**** Dataset records

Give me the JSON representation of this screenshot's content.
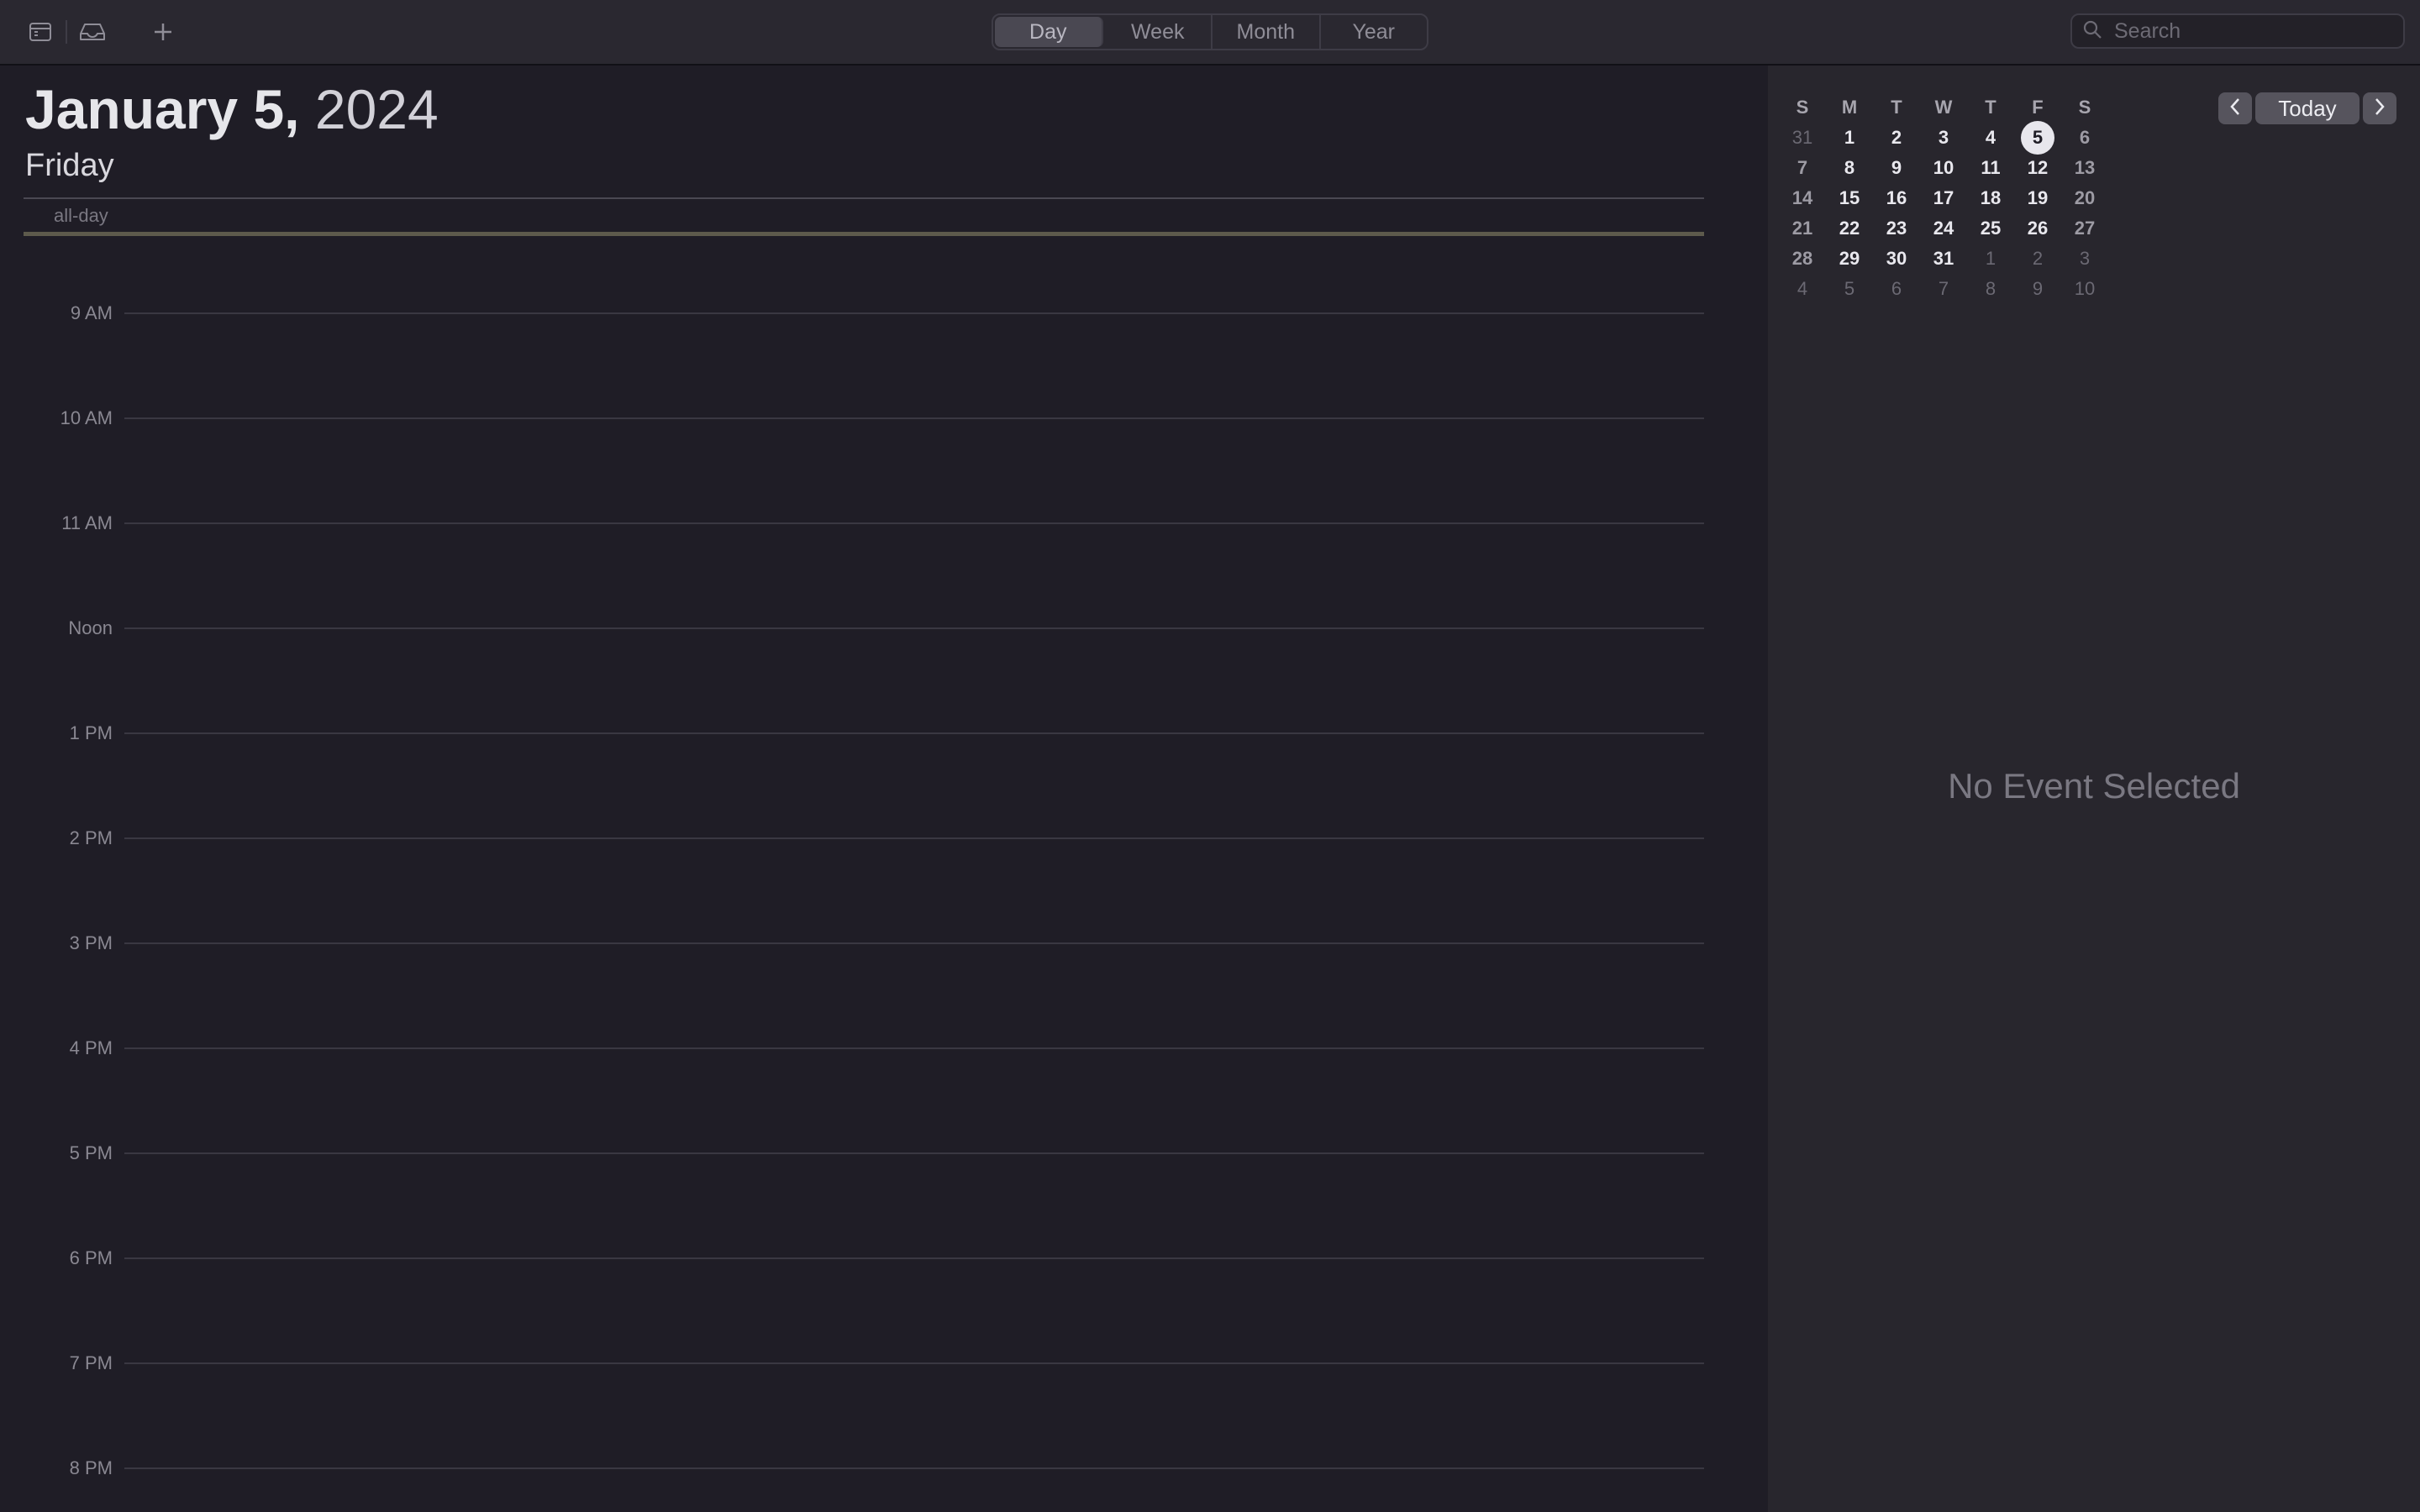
{
  "toolbar": {
    "view_tabs": [
      {
        "label": "Day",
        "active": true
      },
      {
        "label": "Week",
        "active": false
      },
      {
        "label": "Month",
        "active": false
      },
      {
        "label": "Year",
        "active": false
      }
    ],
    "search_placeholder": "Search",
    "icons": [
      "calendars-sidebar-icon",
      "inbox-icon",
      "plus-icon",
      "search-icon"
    ]
  },
  "day_view": {
    "month_day": "January 5,",
    "year": "2024",
    "weekday": "Friday",
    "all_day_label": "all-day",
    "hours": [
      "9 AM",
      "10 AM",
      "11 AM",
      "Noon",
      "1 PM",
      "2 PM",
      "3 PM",
      "4 PM",
      "5 PM",
      "6 PM",
      "7 PM",
      "8 PM"
    ]
  },
  "mini_calendar": {
    "weekday_headers": [
      "S",
      "M",
      "T",
      "W",
      "T",
      "F",
      "S"
    ],
    "weeks": [
      [
        "31",
        "1",
        "2",
        "3",
        "4",
        "5",
        "6"
      ],
      [
        "7",
        "8",
        "9",
        "10",
        "11",
        "12",
        "13"
      ],
      [
        "14",
        "15",
        "16",
        "17",
        "18",
        "19",
        "20"
      ],
      [
        "21",
        "22",
        "23",
        "24",
        "25",
        "26",
        "27"
      ],
      [
        "28",
        "29",
        "30",
        "31",
        "1",
        "2",
        "3"
      ],
      [
        "4",
        "5",
        "6",
        "7",
        "8",
        "9",
        "10"
      ]
    ],
    "selected_day": "5",
    "today_label": "Today"
  },
  "inspector": {
    "empty_text": "No Event Selected"
  },
  "colors": {
    "background": "#1f1d26",
    "sidebar": "#28262d",
    "toolbar": "#2a2830",
    "selected_day_bg": "#e8e7ed"
  }
}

********

Prompt → The records above need to be restated word for word, with the pictures left out.

Output of the task →
Give me the JSON representation of this screenshot's content.
{
  "toolbar": {
    "view_tabs": [
      {
        "label": "Day",
        "active": true
      },
      {
        "label": "Week",
        "active": false
      },
      {
        "label": "Month",
        "active": false
      },
      {
        "label": "Year",
        "active": false
      }
    ],
    "search_placeholder": "Search",
    "icons": [
      "calendars-sidebar-icon",
      "inbox-icon",
      "plus-icon",
      "search-icon"
    ]
  },
  "day_view": {
    "month_day": "January 5,",
    "year": "2024",
    "weekday": "Friday",
    "all_day_label": "all-day",
    "hours": [
      "9 AM",
      "10 AM",
      "11 AM",
      "Noon",
      "1 PM",
      "2 PM",
      "3 PM",
      "4 PM",
      "5 PM",
      "6 PM",
      "7 PM",
      "8 PM"
    ]
  },
  "mini_calendar": {
    "weekday_headers": [
      "S",
      "M",
      "T",
      "W",
      "T",
      "F",
      "S"
    ],
    "weeks": [
      [
        "31",
        "1",
        "2",
        "3",
        "4",
        "5",
        "6"
      ],
      [
        "7",
        "8",
        "9",
        "10",
        "11",
        "12",
        "13"
      ],
      [
        "14",
        "15",
        "16",
        "17",
        "18",
        "19",
        "20"
      ],
      [
        "21",
        "22",
        "23",
        "24",
        "25",
        "26",
        "27"
      ],
      [
        "28",
        "29",
        "30",
        "31",
        "1",
        "2",
        "3"
      ],
      [
        "4",
        "5",
        "6",
        "7",
        "8",
        "9",
        "10"
      ]
    ],
    "selected_day": "5",
    "today_label": "Today"
  },
  "inspector": {
    "empty_text": "No Event Selected"
  },
  "colors": {
    "background": "#1f1d26",
    "sidebar": "#28262d",
    "toolbar": "#2a2830",
    "selected_day_bg": "#e8e7ed"
  }
}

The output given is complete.